→ **AIM**: Each record must be retyped in full. No character may differ.

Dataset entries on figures
········

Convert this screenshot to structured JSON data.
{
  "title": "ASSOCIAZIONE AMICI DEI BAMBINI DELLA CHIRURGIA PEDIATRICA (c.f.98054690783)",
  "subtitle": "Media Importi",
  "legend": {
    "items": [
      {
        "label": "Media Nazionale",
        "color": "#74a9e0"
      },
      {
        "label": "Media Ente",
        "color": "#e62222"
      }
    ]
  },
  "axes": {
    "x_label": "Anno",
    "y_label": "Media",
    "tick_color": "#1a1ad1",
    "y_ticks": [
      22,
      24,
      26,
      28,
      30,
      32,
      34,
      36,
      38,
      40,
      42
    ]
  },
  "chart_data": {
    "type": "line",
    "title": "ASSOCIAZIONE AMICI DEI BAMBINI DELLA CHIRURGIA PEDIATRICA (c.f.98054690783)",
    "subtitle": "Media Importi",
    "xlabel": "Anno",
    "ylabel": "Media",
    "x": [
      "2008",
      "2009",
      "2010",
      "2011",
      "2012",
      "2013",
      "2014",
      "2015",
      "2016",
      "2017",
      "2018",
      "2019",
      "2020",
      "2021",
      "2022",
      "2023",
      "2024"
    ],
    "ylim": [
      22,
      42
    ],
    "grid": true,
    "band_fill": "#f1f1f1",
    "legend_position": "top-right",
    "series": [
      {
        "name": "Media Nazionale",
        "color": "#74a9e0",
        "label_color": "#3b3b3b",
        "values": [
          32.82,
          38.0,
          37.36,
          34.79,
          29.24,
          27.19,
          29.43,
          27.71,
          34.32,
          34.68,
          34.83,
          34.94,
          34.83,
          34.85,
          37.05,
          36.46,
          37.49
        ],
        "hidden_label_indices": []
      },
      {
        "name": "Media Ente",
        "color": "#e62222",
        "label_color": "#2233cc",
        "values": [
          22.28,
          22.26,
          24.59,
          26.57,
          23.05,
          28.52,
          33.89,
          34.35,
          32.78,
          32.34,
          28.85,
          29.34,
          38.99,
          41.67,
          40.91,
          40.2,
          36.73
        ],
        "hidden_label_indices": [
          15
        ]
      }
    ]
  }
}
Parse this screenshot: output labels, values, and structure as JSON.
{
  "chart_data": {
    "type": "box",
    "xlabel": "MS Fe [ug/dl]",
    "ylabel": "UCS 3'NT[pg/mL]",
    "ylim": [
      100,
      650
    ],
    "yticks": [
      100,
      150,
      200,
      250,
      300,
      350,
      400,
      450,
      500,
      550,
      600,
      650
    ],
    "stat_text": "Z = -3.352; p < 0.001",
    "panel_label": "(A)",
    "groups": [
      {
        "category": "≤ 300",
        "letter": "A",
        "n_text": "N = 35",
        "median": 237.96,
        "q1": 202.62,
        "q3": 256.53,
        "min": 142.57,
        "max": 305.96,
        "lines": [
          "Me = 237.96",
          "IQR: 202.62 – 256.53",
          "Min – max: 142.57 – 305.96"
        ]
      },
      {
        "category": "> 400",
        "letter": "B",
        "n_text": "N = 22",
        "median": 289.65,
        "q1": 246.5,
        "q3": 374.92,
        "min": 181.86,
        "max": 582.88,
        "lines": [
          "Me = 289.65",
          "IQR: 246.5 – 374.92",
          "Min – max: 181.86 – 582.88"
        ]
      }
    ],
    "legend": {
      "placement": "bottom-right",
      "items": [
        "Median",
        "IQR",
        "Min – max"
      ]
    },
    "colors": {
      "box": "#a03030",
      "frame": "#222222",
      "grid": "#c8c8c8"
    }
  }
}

········

→ **OUTPUT FOR THIS EXERCISE**:
Convert this screenshot to structured JSON data.
{
  "title": "ASSOCIAZIONE AMICI DEI BAMBINI DELLA CHIRURGIA PEDIATRICA (c.f.98054690783)",
  "subtitle": "Media Importi",
  "legend": {
    "items": [
      {
        "label": "Media Nazionale",
        "color": "#74a9e0"
      },
      {
        "label": "Media Ente",
        "color": "#e62222"
      }
    ]
  },
  "axes": {
    "x_label": "Anno",
    "y_label": "Media",
    "tick_color": "#1a1ad1",
    "y_ticks": [
      22,
      24,
      26,
      28,
      30,
      32,
      34,
      36,
      38,
      40,
      42
    ]
  },
  "chart_data": {
    "type": "line",
    "title": "ASSOCIAZIONE AMICI DEI BAMBINI DELLA CHIRURGIA PEDIATRICA (c.f.98054690783)",
    "subtitle": "Media Importi",
    "xlabel": "Anno",
    "ylabel": "Media",
    "x": [
      "2008",
      "2009",
      "2010",
      "2011",
      "2012",
      "2013",
      "2014",
      "2015",
      "2016",
      "2017",
      "2018",
      "2019",
      "2020",
      "2021",
      "2022",
      "2023",
      "2024"
    ],
    "ylim": [
      22,
      42
    ],
    "grid": true,
    "band_fill": "#f1f1f1",
    "legend_position": "top-right",
    "series": [
      {
        "name": "Media Nazionale",
        "color": "#74a9e0",
        "label_color": "#3b3b3b",
        "values": [
          32.82,
          38.0,
          37.36,
          34.79,
          29.24,
          27.19,
          29.43,
          27.71,
          34.32,
          34.68,
          34.83,
          34.94,
          34.83,
          34.85,
          37.05,
          36.46,
          37.49
        ],
        "hidden_label_indices": []
      },
      {
        "name": "Media Ente",
        "color": "#e62222",
        "label_color": "#2233cc",
        "values": [
          22.28,
          22.26,
          24.59,
          26.57,
          23.05,
          28.52,
          33.89,
          34.35,
          32.78,
          32.34,
          28.85,
          29.34,
          38.99,
          41.67,
          40.91,
          40.2,
          36.73
        ],
        "hidden_label_indices": [
          15
        ]
      }
    ]
  }
}
Parse this screenshot: output labels, values, and structure as JSON.
{
  "chart_data": {
    "type": "box",
    "xlabel": "MS Fe [ug/dl]",
    "ylabel": "UCS 3'NT[pg/mL]",
    "ylim": [
      100,
      650
    ],
    "yticks": [
      100,
      150,
      200,
      250,
      300,
      350,
      400,
      450,
      500,
      550,
      600,
      650
    ],
    "stat_text": "Z = -3.352; p < 0.001",
    "panel_label": "(A)",
    "groups": [
      {
        "category": "≤ 300",
        "letter": "A",
        "n_text": "N = 35",
        "median": 237.96,
        "q1": 202.62,
        "q3": 256.53,
        "min": 142.57,
        "max": 305.96,
        "lines": [
          "Me = 237.96",
          "IQR: 202.62 – 256.53",
          "Min – max: 142.57 – 305.96"
        ]
      },
      {
        "category": "> 400",
        "letter": "B",
        "n_text": "N = 22",
        "median": 289.65,
        "q1": 246.5,
        "q3": 374.92,
        "min": 181.86,
        "max": 582.88,
        "lines": [
          "Me = 289.65",
          "IQR: 246.5 – 374.92",
          "Min – max: 181.86 – 582.88"
        ]
      }
    ],
    "legend": {
      "placement": "bottom-right",
      "items": [
        "Median",
        "IQR",
        "Min – max"
      ]
    },
    "colors": {
      "box": "#a03030",
      "frame": "#222222",
      "grid": "#c8c8c8"
    }
  }
}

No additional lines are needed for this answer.